Task details
Word for word, print each line of the listing below; pictures stay out.

Supplied data
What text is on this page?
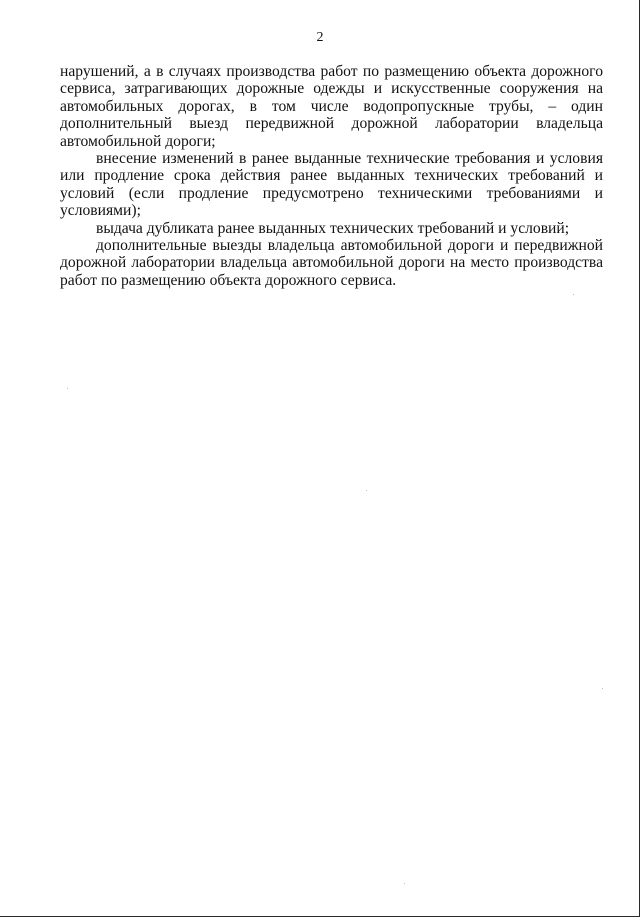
2

нарушений, а в случаях производства работ по размещению объекта дорожного сервиса, затрагивающих дорожные одежды и искусственные сооружения на автомобильных дорогах, в том числе водопропускные трубы, – один дополнительный выезд передвижной дорожной лаборатории владельца автомобильной дороги;

внесение изменений в ранее выданные технические требования и условия или продление срока действия ранее выданных технических требований и условий (если продление предусмотрено техническими требованиями и условиями);

выдача дубликата ранее выданных технических требований и условий;

дополнительные выезды владельца автомобильной дороги и передвижной дорожной лаборатории владельца автомобильной дороги на место производства работ по размещению объекта дорожного сервиса.
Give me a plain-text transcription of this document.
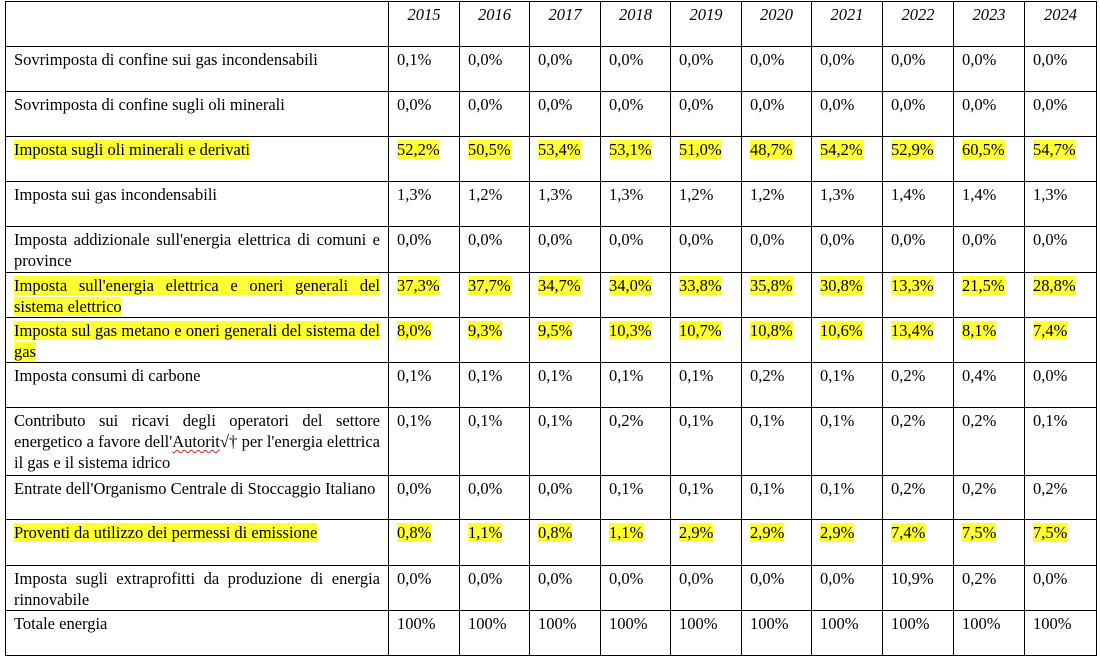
	2015	2016	2017	2018	2019	2020	2021	2022	2023	2024
Sovrimposta di confine sui gas incondensabili	0,1%	0,0%	0,0%	0,0%	0,0%	0,0%	0,0%	0,0%	0,0%	0,0%
Sovrimposta di confine sugli oli minerali	0,0%	0,0%	0,0%	0,0%	0,0%	0,0%	0,0%	0,0%	0,0%	0,0%
Imposta sugli oli minerali e derivati	52,2%	50,5%	53,4%	53,1%	51,0%	48,7%	54,2%	52,9%	60,5%	54,7%
Imposta sui gas incondensabili	1,3%	1,2%	1,3%	1,3%	1,2%	1,2%	1,3%	1,4%	1,4%	1,3%
Imposta addizionale sull'energia elettrica di comuni e province	0,0%	0,0%	0,0%	0,0%	0,0%	0,0%	0,0%	0,0%	0,0%	0,0%
Imposta sull'energia elettrica e oneri generali del sistema elettrico	37,3%	37,7%	34,7%	34,0%	33,8%	35,8%	30,8%	13,3%	21,5%	28,8%
Imposta sul gas metano e oneri generali del sistema del gas	8,0%	9,3%	9,5%	10,3%	10,7%	10,8%	10,6%	13,4%	8,1%	7,4%
Imposta consumi di carbone	0,1%	0,1%	0,1%	0,1%	0,1%	0,2%	0,1%	0,2%	0,4%	0,0%
Contributo sui ricavi degli operatori del settore energetico a favore dell'Autorit√† per l'energia elettrica il gas e il sistema idrico	0,1%	0,1%	0,1%	0,2%	0,1%	0,1%	0,1%	0,2%	0,2%	0,1%
Entrate dell'Organismo Centrale di Stoccaggio Italiano	0,0%	0,0%	0,0%	0,1%	0,1%	0,1%	0,1%	0,2%	0,2%	0,2%
Proventi da utilizzo dei permessi di emissione	0,8%	1,1%	0,8%	1,1%	2,9%	2,9%	2,9%	7,4%	7,5%	7,5%
Imposta sugli extraprofitti da produzione di energia rinnovabile	0,0%	0,0%	0,0%	0,0%	0,0%	0,0%	0,0%	10,9%	0,2%	0,0%
Totale energia	100%	100%	100%	100%	100%	100%	100%	100%	100%	100%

Finished answer
What text is on this page?
2

нарушений, а в случаях производства работ по размещению объекта дорожного сервиса, затрагивающих дорожные одежды и искусственные сооружения на автомобильных дорогах, в том числе водопропускные трубы, – один дополнительный выезд передвижной дорожной лаборатории владельца автомобильной дороги;

внесение изменений в ранее выданные технические требования и условия или продление срока действия ранее выданных технических требований и условий (если продление предусмотрено техническими требованиями и условиями);

выдача дубликата ранее выданных технических требований и условий;

дополнительные выезды владельца автомобильной дороги и передвижной дорожной лаборатории владельца автомобильной дороги на место производства работ по размещению объекта дорожного сервиса.
Give me a plain-text transcription of this document.
	2015	2016	2017	2018	2019	2020	2021	2022	2023	2024
Sovrimposta di confine sui gas incondensabili	0,1%	0,0%	0,0%	0,0%	0,0%	0,0%	0,0%	0,0%	0,0%	0,0%
Sovrimposta di confine sugli oli minerali	0,0%	0,0%	0,0%	0,0%	0,0%	0,0%	0,0%	0,0%	0,0%	0,0%
Imposta sugli oli minerali e derivati	52,2%	50,5%	53,4%	53,1%	51,0%	48,7%	54,2%	52,9%	60,5%	54,7%
Imposta sui gas incondensabili	1,3%	1,2%	1,3%	1,3%	1,2%	1,2%	1,3%	1,4%	1,4%	1,3%
Imposta addizionale sull'energia elettrica di comuni e province	0,0%	0,0%	0,0%	0,0%	0,0%	0,0%	0,0%	0,0%	0,0%	0,0%
Imposta sull'energia elettrica e oneri generali del sistema elettrico	37,3%	37,7%	34,7%	34,0%	33,8%	35,8%	30,8%	13,3%	21,5%	28,8%
Imposta sul gas metano e oneri generali del sistema del gas	8,0%	9,3%	9,5%	10,3%	10,7%	10,8%	10,6%	13,4%	8,1%	7,4%
Imposta consumi di carbone	0,1%	0,1%	0,1%	0,1%	0,1%	0,2%	0,1%	0,2%	0,4%	0,0%
Contributo sui ricavi degli operatori del settore energetico a favore dell'Autorit√† per l'energia elettrica il gas e il sistema idrico	0,1%	0,1%	0,1%	0,2%	0,1%	0,1%	0,1%	0,2%	0,2%	0,1%
Entrate dell'Organismo Centrale di Stoccaggio Italiano	0,0%	0,0%	0,0%	0,1%	0,1%	0,1%	0,1%	0,2%	0,2%	0,2%
Proventi da utilizzo dei permessi di emissione	0,8%	1,1%	0,8%	1,1%	2,9%	2,9%	2,9%	7,4%	7,5%	7,5%
Imposta sugli extraprofitti da produzione di energia rinnovabile	0,0%	0,0%	0,0%	0,0%	0,0%	0,0%	0,0%	10,9%	0,2%	0,0%
Totale energia	100%	100%	100%	100%	100%	100%	100%	100%	100%	100%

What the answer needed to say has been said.